Extracted text:
·····

The basic structure doctrine is one of the fundamental judicial principles connected with the Indian Constitution. The doctrine of the basic structure holds that there is a basic structure to the Indian Constitution, and the Parliament of India cannot amend the basic features.

According to the Indian Constitution, Parliament and the State Legislatures can make laws within their jurisdictions. The power to amend the Constitution is only with Parliament and not the state legislative assemblies. The Constitution, under Article 368, grants power to the Parliament to amend whenever there is a necessity. The article also lays down the procedure for amendment in detail. However, this power of Parliament is not absolute. The Supreme Court has the power to declare any law that it finds unconstitutional null and void. As per the Basic Structure Doctrine of the Indian Constitution, any amendment that tries to change the basic structure of the constitution is invalid. The Indian Constitution does not specifically mention the "Basic Structure" or establish the "Basic Structure Doctrine".

This concept has evolved over time and by the judicial interpretation of various cases along the time span. The hypothesis behind such a concept is to preserve the nature of Indian democracy and protect the rights and liberties of the Indian people. This Basic Structure doctrine of the Indian Constitution helps to protect and preserve the spirit of the Constitution document. The Doctrine of Basic Structure is nothing more than a concept that evolved out of judicial innovation to keep a check on the amending powers of Parliament. The main intention or purpose of this concept is to avoid the alteration of the Indian Constitution to such an extent that the identity of the Constitution is lost in the process. The Indian Constitution upholds certain principles, which are the governing rules for Parliament. No amendment can change these principles, and this is what the doctrine of basic structure upholds.

·····

Jobs:
1. Reproduce the passage on the basic structure doctrine word for word, everything from "The basic structure doctrine is" down to "the basic features.".
2. Answer these questions using the passage on the basic structure doctrine:
(a) Under which article does the Constitution grant Parliament the power to amend it?
(b) Which body has the power to declare a law it finds unconstitutional null and void?
(c) Out of what does the passage say the Doctrine of Basic Structure evolved?

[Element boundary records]
·····

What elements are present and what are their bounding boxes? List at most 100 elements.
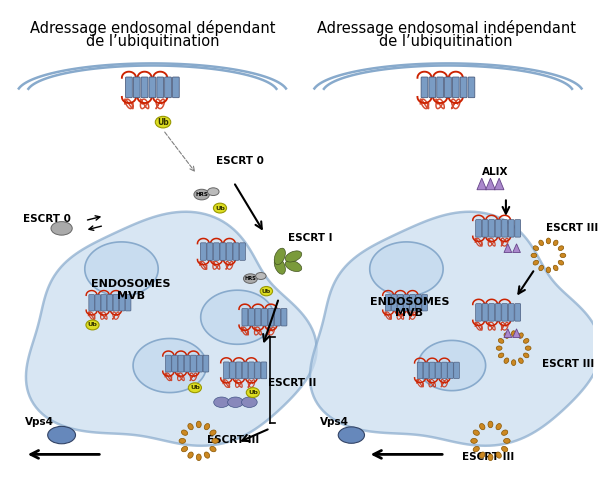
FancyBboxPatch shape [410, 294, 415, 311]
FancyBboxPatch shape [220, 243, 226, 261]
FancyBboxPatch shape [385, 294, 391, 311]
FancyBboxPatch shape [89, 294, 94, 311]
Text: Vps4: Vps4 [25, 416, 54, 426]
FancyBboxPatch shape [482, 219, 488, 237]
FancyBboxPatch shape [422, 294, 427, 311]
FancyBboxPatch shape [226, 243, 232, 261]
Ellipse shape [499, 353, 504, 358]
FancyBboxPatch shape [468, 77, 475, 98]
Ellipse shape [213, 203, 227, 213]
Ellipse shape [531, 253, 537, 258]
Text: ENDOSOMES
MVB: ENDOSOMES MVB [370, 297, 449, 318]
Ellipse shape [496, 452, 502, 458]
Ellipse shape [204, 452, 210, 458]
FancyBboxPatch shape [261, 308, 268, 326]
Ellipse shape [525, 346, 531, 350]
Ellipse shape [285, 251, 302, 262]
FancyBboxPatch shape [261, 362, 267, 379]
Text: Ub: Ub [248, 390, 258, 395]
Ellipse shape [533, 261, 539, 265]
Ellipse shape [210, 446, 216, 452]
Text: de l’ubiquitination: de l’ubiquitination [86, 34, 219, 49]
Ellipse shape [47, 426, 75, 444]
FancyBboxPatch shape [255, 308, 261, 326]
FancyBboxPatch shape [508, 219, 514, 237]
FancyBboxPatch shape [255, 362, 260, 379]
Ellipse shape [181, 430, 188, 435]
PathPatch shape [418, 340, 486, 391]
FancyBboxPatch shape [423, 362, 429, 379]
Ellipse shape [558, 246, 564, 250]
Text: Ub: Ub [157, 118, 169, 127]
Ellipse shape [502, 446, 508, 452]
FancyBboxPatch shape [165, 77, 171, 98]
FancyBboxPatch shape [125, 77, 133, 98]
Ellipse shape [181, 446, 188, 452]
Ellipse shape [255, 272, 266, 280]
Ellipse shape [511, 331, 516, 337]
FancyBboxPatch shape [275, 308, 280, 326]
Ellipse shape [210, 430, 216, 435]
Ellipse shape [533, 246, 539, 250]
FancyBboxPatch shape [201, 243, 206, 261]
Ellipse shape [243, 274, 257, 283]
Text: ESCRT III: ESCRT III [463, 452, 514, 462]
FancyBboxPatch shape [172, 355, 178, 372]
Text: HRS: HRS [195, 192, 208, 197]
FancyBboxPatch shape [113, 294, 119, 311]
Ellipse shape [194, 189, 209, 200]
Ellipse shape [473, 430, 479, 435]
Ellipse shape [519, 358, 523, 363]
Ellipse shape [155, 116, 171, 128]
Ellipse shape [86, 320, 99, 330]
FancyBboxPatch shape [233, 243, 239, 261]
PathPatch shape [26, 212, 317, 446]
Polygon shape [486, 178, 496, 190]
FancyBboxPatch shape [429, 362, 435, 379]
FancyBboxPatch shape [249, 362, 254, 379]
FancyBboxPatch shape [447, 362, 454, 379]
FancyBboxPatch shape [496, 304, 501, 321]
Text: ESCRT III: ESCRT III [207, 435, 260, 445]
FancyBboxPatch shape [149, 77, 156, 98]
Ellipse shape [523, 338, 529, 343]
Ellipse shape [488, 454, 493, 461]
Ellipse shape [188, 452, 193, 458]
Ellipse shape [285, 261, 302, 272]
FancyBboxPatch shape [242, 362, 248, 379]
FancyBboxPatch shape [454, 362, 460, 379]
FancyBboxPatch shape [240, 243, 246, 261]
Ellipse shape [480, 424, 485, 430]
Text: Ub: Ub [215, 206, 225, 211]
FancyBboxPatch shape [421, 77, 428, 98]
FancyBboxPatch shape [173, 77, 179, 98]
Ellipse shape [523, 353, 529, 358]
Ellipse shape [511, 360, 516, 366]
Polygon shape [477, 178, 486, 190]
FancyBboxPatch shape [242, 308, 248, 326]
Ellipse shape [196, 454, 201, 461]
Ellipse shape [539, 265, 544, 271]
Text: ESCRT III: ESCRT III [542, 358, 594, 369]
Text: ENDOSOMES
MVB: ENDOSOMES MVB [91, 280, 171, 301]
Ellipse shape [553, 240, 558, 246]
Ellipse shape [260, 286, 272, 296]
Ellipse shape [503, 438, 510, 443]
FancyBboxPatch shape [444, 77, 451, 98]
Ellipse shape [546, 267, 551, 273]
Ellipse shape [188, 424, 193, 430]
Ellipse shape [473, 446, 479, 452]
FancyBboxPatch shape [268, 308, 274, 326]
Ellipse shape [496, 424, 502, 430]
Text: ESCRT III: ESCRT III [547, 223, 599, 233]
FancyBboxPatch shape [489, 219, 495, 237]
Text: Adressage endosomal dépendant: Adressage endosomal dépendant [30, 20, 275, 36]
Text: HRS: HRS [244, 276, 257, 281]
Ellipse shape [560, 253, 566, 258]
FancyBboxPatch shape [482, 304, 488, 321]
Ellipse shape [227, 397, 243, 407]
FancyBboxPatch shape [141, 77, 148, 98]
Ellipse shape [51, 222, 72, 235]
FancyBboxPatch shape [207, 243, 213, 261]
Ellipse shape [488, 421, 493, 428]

·····

The replies:
1.
The basic structure doctrine is one of the fundamental judicial principles connected with the Indian Constitution. The doctrine of the basic structure holds that there is a basic structure to the Indian Constitution, and the Parliament of India cannot amend the basic features.

2.
(a) Article 368
(b) The Supreme Court
(c) Judicial innovation, to keep a check on the amending powers of Parliament